◆ GIVEN PROBLEM
Read through the data and report every line in which the word "legend" occurs.
+++ EXTRACTED RECORDS
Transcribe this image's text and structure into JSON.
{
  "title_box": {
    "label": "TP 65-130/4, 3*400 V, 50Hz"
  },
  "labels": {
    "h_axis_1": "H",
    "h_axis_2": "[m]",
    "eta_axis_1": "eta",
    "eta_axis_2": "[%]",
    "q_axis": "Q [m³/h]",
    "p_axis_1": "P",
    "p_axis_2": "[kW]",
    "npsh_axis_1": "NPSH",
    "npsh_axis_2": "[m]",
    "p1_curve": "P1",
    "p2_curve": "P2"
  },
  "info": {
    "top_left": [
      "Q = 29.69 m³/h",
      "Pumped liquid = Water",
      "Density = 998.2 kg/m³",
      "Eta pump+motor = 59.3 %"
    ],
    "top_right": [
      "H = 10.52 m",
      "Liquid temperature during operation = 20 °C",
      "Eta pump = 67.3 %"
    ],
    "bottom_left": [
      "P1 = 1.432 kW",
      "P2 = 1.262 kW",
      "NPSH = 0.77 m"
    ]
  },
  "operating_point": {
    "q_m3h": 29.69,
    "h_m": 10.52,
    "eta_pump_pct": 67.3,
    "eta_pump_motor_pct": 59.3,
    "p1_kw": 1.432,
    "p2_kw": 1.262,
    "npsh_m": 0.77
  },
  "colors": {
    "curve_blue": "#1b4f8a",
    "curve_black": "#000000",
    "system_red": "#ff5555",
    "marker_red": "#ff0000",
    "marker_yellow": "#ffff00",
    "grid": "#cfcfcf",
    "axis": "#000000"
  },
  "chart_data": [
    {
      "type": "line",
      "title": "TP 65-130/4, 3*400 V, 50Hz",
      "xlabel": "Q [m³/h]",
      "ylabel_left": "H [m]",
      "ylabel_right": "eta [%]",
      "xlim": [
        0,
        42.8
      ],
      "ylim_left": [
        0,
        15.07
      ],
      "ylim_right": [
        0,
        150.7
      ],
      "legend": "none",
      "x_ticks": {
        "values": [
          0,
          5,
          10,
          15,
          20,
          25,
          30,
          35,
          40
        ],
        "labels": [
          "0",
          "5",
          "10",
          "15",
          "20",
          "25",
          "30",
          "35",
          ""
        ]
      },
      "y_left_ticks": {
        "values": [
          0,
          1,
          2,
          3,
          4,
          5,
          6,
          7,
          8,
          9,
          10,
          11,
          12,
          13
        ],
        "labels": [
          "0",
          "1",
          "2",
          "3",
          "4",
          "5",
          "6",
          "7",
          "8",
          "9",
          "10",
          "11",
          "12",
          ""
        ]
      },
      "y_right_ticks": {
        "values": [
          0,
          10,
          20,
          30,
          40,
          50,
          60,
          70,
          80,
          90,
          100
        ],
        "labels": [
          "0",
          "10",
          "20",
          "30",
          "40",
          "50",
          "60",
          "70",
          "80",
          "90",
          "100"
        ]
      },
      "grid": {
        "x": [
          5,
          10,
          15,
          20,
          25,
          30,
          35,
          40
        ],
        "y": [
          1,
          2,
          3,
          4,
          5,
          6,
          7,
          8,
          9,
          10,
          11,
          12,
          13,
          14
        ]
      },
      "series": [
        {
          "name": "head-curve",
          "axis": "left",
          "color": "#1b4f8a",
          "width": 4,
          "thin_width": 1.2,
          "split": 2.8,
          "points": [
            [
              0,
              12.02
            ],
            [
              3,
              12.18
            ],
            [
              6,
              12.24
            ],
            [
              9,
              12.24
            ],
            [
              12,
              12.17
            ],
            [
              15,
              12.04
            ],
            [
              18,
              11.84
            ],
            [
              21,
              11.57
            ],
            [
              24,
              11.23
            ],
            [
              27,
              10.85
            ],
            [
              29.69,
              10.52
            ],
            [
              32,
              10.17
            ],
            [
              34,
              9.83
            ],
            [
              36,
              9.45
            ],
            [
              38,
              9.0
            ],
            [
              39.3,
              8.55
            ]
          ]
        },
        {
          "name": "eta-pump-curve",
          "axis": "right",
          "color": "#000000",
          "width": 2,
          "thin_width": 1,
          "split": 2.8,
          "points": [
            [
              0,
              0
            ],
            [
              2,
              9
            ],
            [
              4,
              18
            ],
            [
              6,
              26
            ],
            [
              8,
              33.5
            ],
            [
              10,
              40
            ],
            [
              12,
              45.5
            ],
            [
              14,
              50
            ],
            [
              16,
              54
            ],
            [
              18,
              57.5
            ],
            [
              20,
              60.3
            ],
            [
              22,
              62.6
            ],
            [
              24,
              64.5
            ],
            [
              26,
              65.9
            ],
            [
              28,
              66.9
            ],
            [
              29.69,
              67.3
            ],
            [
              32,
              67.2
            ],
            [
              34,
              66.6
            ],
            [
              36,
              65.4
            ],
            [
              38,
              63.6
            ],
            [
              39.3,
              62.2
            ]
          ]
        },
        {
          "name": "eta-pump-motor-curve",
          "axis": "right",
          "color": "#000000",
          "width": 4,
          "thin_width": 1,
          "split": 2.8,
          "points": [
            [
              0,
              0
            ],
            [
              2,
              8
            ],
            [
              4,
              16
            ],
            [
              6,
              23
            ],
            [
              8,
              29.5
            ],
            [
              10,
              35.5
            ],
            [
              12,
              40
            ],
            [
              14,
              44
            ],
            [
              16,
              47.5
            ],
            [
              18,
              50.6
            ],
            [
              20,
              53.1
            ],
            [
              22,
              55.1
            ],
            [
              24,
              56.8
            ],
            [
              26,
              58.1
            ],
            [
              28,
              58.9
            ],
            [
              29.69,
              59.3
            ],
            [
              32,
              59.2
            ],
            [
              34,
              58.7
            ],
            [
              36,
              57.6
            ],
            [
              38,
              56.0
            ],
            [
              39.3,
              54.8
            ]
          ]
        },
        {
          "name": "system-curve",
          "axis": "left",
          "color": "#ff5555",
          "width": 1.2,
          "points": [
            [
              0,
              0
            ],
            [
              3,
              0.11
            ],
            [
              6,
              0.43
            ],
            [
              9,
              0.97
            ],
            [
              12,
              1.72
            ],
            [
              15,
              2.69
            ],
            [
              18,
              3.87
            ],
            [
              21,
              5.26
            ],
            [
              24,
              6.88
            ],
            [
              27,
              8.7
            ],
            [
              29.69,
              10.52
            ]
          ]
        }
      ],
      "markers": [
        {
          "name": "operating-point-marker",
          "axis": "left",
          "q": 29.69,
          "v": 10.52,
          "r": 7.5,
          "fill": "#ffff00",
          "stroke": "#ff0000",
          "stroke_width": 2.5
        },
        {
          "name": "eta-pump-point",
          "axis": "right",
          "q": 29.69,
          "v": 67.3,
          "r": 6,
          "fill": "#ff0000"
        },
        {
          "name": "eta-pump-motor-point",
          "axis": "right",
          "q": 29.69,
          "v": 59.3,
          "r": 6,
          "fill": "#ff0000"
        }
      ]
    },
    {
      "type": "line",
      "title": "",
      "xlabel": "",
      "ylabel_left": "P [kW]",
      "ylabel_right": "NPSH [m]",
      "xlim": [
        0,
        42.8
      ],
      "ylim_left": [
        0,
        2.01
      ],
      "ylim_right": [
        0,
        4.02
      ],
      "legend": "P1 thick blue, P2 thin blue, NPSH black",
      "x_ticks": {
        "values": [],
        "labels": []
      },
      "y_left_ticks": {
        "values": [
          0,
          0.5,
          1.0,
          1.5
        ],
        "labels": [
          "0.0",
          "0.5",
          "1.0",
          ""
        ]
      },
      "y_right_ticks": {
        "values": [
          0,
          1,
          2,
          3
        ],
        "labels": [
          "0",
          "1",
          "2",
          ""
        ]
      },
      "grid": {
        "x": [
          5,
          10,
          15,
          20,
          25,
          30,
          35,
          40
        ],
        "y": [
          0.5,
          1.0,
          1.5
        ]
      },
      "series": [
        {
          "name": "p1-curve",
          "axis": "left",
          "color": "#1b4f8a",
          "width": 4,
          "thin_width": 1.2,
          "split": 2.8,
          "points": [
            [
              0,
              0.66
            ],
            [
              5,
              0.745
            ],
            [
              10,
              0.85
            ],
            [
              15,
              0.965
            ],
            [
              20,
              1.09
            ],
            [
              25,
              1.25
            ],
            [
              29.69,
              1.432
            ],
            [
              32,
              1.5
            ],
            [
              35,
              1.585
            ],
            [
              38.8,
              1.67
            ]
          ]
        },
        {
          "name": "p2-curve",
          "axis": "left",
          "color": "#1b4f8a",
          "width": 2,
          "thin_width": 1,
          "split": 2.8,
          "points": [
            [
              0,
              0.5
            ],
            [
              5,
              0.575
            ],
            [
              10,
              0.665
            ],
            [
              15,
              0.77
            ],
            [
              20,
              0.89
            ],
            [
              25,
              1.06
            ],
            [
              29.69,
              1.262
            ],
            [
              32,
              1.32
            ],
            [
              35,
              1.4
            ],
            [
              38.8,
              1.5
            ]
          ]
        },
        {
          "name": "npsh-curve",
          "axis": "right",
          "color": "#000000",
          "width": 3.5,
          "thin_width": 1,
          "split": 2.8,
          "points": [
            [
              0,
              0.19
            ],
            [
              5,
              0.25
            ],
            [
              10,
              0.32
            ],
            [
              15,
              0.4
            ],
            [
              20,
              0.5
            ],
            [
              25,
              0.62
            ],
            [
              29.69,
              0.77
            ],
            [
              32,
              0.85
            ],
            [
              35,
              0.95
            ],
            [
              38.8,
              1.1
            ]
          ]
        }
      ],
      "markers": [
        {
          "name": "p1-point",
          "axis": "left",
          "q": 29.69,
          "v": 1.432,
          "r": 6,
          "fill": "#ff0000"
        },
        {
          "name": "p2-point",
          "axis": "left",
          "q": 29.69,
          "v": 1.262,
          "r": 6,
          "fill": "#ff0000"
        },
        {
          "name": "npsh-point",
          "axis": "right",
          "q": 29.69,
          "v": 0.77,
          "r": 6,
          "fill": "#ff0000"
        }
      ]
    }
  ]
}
++++++
◆ COMPLETE RESPONSE
      "legend": "none",
      "legend": "P1 thick blue, P2 thin blue, NPSH black",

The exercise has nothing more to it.